Copy out the data below from the line containing "What data populates" to the line containing "Serialize everything readable", both lines included, with all images left out.
-- start --
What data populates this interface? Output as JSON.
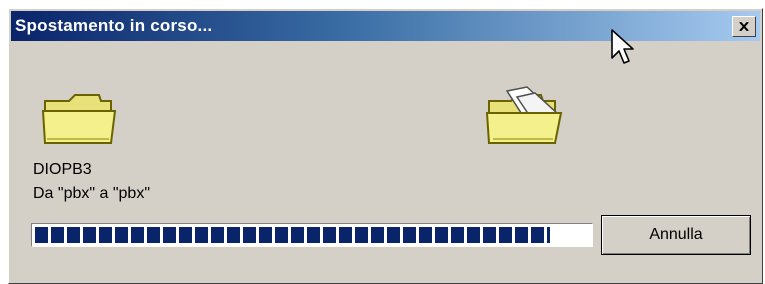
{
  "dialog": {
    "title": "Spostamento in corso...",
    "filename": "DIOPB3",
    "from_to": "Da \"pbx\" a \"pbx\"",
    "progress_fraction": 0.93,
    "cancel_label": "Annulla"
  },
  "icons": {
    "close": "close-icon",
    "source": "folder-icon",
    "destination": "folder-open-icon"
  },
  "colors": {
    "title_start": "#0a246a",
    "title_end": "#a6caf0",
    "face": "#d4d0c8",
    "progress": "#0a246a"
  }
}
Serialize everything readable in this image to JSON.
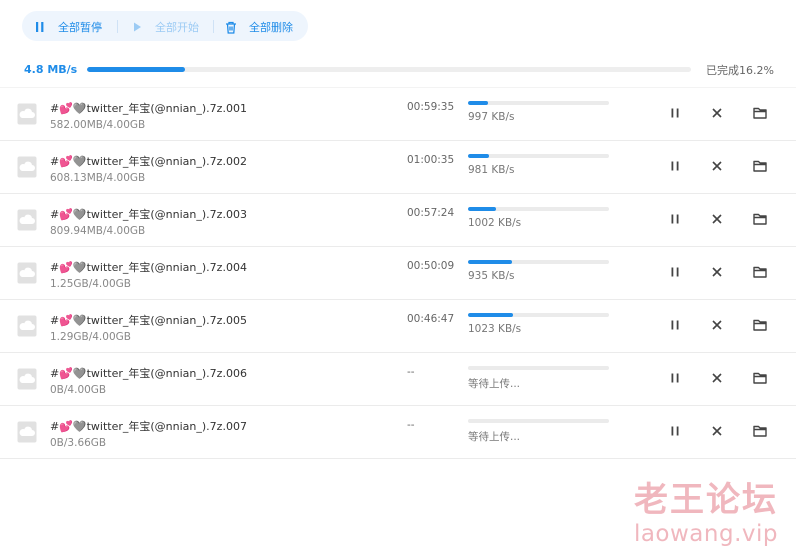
-- end --
-- start --
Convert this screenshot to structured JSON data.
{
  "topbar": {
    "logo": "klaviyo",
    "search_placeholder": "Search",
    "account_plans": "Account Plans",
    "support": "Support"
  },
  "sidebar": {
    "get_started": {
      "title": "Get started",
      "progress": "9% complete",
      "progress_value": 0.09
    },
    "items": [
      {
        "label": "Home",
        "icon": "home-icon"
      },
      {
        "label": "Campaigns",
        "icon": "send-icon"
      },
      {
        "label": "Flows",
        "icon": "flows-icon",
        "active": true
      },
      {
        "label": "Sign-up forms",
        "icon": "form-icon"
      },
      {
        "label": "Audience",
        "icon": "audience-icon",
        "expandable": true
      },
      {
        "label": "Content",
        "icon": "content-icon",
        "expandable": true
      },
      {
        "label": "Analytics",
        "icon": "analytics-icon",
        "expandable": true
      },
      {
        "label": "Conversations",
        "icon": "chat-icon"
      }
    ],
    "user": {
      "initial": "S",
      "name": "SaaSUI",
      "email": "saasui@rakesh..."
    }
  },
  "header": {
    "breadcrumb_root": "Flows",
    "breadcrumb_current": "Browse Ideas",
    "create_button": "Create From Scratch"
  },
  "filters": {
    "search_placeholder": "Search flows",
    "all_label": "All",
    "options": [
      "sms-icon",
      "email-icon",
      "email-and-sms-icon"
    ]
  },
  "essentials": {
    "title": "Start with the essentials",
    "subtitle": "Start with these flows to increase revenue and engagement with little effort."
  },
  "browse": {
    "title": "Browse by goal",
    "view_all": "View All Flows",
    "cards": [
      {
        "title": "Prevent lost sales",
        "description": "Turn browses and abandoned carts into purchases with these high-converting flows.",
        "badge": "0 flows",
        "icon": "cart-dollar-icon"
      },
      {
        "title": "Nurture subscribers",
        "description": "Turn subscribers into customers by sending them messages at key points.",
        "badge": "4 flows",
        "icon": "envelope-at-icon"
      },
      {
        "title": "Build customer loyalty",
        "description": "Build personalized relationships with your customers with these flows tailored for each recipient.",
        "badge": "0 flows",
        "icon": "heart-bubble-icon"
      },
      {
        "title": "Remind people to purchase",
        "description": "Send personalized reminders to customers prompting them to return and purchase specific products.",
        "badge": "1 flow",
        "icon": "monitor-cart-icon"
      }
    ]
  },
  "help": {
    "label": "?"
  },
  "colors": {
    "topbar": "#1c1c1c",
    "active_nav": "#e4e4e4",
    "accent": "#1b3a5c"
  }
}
-- end --
-- start --
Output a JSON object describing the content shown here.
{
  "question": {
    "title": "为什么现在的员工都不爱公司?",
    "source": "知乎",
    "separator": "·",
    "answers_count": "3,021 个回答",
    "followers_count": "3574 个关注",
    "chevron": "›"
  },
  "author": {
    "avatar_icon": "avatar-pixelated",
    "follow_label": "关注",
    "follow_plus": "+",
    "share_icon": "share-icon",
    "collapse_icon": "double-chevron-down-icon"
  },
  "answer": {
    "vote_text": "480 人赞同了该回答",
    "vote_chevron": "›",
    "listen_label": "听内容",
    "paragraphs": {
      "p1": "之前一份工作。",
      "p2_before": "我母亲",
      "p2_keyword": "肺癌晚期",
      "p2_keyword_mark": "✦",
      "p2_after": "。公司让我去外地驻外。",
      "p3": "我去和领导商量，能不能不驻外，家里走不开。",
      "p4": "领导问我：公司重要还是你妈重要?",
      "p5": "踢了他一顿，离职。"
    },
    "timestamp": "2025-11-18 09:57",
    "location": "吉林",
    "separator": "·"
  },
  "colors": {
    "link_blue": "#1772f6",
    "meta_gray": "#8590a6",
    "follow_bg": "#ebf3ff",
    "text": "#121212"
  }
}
-- end --
Correct answer:
What data populates this interface? Output as JSON.
{
  "dialog": {
    "title": "Spostamento in corso...",
    "filename": "DIOPB3",
    "from_to": "Da \"pbx\" a \"pbx\"",
    "progress_fraction": 0.93,
    "cancel_label": "Annulla"
  },
  "icons": {
    "close": "close-icon",
    "source": "folder-icon",
    "destination": "folder-open-icon"
  },
  "colors": {
    "title_start": "#0a246a",
    "title_end": "#a6caf0",
    "face": "#d4d0c8",
    "progress": "#0a246a"
  }
}
Serialize everything readable in this image to JSON.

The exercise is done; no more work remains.